Aim of the task:
Print, exactly and completely, every entry in the data.
-- start Input material --
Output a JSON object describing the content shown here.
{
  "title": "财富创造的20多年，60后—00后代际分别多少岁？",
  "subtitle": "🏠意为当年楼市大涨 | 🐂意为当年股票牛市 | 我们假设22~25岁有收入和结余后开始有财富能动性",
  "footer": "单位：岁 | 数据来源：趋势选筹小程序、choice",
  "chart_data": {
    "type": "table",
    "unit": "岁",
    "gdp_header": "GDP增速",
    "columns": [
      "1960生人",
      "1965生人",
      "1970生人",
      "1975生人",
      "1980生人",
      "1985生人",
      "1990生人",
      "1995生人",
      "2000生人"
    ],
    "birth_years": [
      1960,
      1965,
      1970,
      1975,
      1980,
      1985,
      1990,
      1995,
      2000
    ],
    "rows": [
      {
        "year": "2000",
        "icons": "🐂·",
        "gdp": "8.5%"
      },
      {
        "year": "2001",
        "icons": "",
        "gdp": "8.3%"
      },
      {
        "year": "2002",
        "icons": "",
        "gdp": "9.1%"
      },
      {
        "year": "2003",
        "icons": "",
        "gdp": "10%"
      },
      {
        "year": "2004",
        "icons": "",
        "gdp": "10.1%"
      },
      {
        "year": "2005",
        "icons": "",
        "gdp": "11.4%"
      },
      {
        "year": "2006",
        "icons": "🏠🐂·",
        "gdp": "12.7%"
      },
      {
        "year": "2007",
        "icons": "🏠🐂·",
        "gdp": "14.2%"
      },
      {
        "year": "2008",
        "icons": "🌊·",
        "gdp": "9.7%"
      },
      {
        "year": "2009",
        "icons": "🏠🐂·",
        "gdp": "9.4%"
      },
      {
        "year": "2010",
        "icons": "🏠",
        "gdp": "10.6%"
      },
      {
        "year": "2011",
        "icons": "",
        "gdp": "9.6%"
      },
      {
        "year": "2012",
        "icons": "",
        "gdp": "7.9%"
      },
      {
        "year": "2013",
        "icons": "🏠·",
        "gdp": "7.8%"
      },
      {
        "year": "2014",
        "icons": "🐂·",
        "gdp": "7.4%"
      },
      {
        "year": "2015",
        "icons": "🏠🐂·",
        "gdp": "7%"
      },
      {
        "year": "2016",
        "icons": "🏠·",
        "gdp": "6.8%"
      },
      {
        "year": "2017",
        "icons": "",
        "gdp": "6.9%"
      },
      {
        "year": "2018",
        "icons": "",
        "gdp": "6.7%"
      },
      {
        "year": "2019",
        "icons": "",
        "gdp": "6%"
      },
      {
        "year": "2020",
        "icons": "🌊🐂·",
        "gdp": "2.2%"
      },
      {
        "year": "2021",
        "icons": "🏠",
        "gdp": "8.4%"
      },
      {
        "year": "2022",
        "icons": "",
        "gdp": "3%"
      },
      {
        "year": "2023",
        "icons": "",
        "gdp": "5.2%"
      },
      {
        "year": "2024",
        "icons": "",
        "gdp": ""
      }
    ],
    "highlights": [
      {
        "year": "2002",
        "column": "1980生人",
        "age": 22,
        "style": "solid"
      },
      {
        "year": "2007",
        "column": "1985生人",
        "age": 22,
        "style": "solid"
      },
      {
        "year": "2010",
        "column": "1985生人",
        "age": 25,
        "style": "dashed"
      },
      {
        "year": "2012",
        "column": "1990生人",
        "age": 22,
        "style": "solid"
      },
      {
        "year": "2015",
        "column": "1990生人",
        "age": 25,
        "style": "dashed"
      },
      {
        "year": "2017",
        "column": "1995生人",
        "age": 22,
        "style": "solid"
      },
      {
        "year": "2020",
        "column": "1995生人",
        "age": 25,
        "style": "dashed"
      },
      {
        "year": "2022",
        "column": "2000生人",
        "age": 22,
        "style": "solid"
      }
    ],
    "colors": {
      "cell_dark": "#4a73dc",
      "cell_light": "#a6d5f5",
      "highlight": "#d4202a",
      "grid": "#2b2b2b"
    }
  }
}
-- end Input material --
Solution for this task:
Output a JSON object describing the content shown here.
{
  "title": "财富创造的20多年，60后—00后代际分别多少岁？",
  "subtitle": "🏠意为当年楼市大涨 | 🐂意为当年股票牛市 | 我们假设22~25岁有收入和结余后开始有财富能动性",
  "footer": "单位：岁 | 数据来源：趋势选筹小程序、choice",
  "chart_data": {
    "type": "table",
    "unit": "岁",
    "gdp_header": "GDP增速",
    "columns": [
      "1960生人",
      "1965生人",
      "1970生人",
      "1975生人",
      "1980生人",
      "1985生人",
      "1990生人",
      "1995生人",
      "2000生人"
    ],
    "birth_years": [
      1960,
      1965,
      1970,
      1975,
      1980,
      1985,
      1990,
      1995,
      2000
    ],
    "rows": [
      {
        "year": "2000",
        "icons": "🐂·",
        "gdp": "8.5%"
      },
      {
        "year": "2001",
        "icons": "",
        "gdp": "8.3%"
      },
      {
        "year": "2002",
        "icons": "",
        "gdp": "9.1%"
      },
      {
        "year": "2003",
        "icons": "",
        "gdp": "10%"
      },
      {
        "year": "2004",
        "icons": "",
        "gdp": "10.1%"
      },
      {
        "year": "2005",
        "icons": "",
        "gdp": "11.4%"
      },
      {
        "year": "2006",
        "icons": "🏠🐂·",
        "gdp": "12.7%"
      },
      {
        "year": "2007",
        "icons": "🏠🐂·",
        "gdp": "14.2%"
      },
      {
        "year": "2008",
        "icons": "🌊·",
        "gdp": "9.7%"
      },
      {
        "year": "2009",
        "icons": "🏠🐂·",
        "gdp": "9.4%"
      },
      {
        "year": "2010",
        "icons": "🏠",
        "gdp": "10.6%"
      },
      {
        "year": "2011",
        "icons": "",
        "gdp": "9.6%"
      },
      {
        "year": "2012",
        "icons": "",
        "gdp": "7.9%"
      },
      {
        "year": "2013",
        "icons": "🏠·",
        "gdp": "7.8%"
      },
      {
        "year": "2014",
        "icons": "🐂·",
        "gdp": "7.4%"
      },
      {
        "year": "2015",
        "icons": "🏠🐂·",
        "gdp": "7%"
      },
      {
        "year": "2016",
        "icons": "🏠·",
        "gdp": "6.8%"
      },
      {
        "year": "2017",
        "icons": "",
        "gdp": "6.9%"
      },
      {
        "year": "2018",
        "icons": "",
        "gdp": "6.7%"
      },
      {
        "year": "2019",
        "icons": "",
        "gdp": "6%"
      },
      {
        "year": "2020",
        "icons": "🌊🐂·",
        "gdp": "2.2%"
      },
      {
        "year": "2021",
        "icons": "🏠",
        "gdp": "8.4%"
      },
      {
        "year": "2022",
        "icons": "",
        "gdp": "3%"
      },
      {
        "year": "2023",
        "icons": "",
        "gdp": "5.2%"
      },
      {
        "year": "2024",
        "icons": "",
        "gdp": ""
      }
    ],
    "highlights": [
      {
        "year": "2002",
        "column": "1980生人",
        "age": 22,
        "style": "solid"
      },
      {
        "year": "2007",
        "column": "1985生人",
        "age": 22,
        "style": "solid"
      },
      {
        "year": "2010",
        "column": "1985生人",
        "age": 25,
        "style": "dashed"
      },
      {
        "year": "2012",
        "column": "1990生人",
        "age": 22,
        "style": "solid"
      },
      {
        "year": "2015",
        "column": "1990生人",
        "age": 25,
        "style": "dashed"
      },
      {
        "year": "2017",
        "column": "1995生人",
        "age": 22,
        "style": "solid"
      },
      {
        "year": "2020",
        "column": "1995生人",
        "age": 25,
        "style": "dashed"
      },
      {
        "year": "2022",
        "column": "2000生人",
        "age": 22,
        "style": "solid"
      }
    ],
    "colors": {
      "cell_dark": "#4a73dc",
      "cell_light": "#a6d5f5",
      "highlight": "#d4202a",
      "grid": "#2b2b2b"
    }
  }
}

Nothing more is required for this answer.